Figure content listings:
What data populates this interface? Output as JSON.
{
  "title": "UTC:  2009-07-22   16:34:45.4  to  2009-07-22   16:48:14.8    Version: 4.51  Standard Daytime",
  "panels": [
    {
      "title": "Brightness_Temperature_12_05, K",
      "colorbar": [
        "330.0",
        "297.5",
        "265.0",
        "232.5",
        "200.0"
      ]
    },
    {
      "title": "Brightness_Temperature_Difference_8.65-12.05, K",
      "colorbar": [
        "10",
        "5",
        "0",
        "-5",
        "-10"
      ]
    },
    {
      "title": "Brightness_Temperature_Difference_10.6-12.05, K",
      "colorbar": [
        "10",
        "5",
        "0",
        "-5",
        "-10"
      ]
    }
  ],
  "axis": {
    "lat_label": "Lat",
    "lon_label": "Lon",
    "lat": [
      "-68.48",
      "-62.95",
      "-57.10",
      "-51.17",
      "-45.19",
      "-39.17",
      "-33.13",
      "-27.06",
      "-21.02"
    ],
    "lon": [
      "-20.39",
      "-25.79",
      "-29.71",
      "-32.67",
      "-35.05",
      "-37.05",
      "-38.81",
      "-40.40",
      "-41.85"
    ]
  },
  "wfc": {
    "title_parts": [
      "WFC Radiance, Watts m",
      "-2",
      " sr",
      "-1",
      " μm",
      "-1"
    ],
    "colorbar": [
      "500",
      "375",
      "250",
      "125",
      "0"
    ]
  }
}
--
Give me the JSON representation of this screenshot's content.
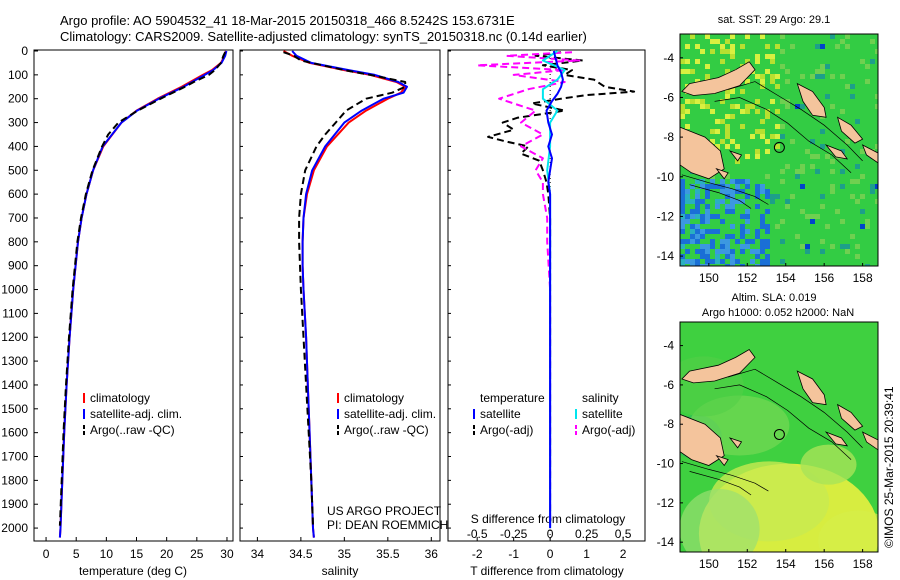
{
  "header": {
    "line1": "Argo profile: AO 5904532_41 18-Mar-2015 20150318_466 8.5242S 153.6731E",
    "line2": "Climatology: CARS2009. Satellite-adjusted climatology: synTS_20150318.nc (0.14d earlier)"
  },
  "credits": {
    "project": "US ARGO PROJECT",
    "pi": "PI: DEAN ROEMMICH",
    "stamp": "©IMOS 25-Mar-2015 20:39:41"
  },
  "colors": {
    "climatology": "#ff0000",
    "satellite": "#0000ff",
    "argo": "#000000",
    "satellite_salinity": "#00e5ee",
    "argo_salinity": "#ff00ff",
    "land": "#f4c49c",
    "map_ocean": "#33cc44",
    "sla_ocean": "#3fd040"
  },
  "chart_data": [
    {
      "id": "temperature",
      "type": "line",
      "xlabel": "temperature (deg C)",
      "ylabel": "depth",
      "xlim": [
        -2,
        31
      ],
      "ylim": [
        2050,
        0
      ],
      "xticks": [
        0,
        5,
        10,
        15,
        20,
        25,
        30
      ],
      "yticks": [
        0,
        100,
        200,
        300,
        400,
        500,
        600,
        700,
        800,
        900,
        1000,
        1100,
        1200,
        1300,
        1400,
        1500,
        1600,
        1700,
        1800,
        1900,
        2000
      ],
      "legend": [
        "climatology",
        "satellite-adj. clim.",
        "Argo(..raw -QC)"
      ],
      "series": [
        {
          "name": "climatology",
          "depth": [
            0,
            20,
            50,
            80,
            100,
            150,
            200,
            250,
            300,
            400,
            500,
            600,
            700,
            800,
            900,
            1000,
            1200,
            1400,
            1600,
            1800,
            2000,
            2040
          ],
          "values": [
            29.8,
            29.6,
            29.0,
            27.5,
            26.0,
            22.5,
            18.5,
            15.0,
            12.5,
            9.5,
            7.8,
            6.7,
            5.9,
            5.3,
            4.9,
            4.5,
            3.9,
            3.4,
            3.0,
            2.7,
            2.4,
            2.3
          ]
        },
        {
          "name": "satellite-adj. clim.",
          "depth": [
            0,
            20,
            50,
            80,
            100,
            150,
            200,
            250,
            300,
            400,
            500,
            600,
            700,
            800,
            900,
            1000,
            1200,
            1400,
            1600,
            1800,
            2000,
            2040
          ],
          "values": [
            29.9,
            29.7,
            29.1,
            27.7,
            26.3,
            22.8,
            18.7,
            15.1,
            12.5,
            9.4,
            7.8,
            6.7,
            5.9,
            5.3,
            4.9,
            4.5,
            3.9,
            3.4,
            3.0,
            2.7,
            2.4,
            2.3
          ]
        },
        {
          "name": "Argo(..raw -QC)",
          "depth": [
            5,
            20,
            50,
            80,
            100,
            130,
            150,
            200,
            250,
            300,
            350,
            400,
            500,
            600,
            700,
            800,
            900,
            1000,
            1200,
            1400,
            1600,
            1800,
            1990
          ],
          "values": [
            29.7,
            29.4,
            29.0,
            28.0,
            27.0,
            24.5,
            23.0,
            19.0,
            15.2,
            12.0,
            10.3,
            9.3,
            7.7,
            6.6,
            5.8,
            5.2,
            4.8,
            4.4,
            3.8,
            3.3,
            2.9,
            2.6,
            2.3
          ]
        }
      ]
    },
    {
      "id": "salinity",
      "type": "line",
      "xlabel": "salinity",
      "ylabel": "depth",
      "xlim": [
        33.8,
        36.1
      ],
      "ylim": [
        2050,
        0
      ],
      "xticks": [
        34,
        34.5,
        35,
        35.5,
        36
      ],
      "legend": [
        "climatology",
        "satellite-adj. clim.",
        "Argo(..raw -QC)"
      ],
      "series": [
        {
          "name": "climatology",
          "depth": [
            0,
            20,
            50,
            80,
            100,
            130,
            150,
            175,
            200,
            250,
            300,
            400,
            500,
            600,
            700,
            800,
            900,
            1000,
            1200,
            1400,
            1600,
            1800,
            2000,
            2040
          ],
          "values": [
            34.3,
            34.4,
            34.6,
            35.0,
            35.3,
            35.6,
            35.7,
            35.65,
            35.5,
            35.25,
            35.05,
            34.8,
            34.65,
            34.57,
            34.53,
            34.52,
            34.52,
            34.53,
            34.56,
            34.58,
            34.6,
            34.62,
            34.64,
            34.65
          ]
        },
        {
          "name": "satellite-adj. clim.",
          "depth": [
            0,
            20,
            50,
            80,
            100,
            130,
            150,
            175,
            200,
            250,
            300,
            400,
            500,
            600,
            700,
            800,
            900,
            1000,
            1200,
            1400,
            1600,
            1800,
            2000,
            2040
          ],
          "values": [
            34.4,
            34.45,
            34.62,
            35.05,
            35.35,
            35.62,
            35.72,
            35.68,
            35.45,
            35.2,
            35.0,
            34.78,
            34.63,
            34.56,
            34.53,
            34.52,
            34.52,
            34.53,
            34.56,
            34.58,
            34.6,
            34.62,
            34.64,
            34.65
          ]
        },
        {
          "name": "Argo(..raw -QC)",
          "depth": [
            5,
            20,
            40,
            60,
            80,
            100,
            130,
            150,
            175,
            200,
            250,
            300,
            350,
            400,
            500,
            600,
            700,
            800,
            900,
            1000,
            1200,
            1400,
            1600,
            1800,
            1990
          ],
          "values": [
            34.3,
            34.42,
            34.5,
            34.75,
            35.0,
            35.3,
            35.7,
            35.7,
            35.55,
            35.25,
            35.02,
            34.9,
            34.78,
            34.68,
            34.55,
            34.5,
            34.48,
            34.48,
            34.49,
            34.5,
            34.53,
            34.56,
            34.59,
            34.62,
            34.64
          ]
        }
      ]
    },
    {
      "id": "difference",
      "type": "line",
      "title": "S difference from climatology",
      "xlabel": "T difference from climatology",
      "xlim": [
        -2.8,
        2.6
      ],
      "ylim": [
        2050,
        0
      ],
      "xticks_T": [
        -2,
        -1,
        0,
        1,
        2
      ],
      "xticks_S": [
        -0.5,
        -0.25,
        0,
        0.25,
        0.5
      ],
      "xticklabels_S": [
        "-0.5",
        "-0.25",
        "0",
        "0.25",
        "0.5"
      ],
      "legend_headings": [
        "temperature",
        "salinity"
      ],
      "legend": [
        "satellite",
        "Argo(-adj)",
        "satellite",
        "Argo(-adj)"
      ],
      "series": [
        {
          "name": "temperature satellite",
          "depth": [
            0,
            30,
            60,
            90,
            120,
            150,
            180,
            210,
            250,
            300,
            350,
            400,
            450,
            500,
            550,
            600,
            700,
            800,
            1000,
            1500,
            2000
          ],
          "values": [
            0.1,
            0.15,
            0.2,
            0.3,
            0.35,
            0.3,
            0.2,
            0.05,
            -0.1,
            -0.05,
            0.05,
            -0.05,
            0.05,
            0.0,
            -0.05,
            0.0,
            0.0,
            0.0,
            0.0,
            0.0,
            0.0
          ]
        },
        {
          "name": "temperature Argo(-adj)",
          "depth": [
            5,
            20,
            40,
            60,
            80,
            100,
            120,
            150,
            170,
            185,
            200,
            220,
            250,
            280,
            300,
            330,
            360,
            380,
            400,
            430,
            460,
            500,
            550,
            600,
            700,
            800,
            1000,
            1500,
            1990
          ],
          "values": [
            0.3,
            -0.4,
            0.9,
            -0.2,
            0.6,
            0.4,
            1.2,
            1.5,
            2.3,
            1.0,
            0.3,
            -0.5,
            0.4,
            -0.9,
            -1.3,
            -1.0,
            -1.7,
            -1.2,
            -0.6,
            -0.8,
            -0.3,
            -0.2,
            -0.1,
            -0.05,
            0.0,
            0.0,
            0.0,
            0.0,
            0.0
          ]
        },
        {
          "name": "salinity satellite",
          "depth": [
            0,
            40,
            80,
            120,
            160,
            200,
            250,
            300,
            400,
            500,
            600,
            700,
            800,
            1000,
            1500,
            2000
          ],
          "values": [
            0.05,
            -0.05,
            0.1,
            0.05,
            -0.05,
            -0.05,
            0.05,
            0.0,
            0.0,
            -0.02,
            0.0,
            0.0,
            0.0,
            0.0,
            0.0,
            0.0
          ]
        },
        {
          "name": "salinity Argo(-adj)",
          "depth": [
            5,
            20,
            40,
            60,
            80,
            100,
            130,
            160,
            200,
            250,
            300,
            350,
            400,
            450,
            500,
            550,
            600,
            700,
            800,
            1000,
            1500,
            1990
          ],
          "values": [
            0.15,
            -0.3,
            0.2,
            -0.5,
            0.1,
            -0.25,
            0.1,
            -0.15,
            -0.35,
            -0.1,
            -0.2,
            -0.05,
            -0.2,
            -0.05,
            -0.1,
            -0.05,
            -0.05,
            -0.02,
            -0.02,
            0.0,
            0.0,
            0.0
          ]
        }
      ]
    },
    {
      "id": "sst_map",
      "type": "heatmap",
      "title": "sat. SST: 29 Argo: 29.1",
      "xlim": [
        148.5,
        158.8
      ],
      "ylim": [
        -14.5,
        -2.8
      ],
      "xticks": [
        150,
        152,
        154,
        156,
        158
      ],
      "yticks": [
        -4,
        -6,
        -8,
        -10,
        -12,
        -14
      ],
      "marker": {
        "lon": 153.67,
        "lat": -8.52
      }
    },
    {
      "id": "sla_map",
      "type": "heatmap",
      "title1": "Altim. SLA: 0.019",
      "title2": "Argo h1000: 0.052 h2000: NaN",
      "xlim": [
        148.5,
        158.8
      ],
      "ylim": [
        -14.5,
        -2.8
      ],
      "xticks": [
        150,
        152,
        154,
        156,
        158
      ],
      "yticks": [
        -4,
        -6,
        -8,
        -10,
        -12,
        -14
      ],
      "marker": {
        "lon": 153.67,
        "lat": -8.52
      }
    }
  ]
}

● **Task directions**
Select every line above that contains the word "JSON", and copy it.

● **Answer to the exercise**
What data populates this interface? Output as JSON.
Give me the JSON representation of this screenshot's content.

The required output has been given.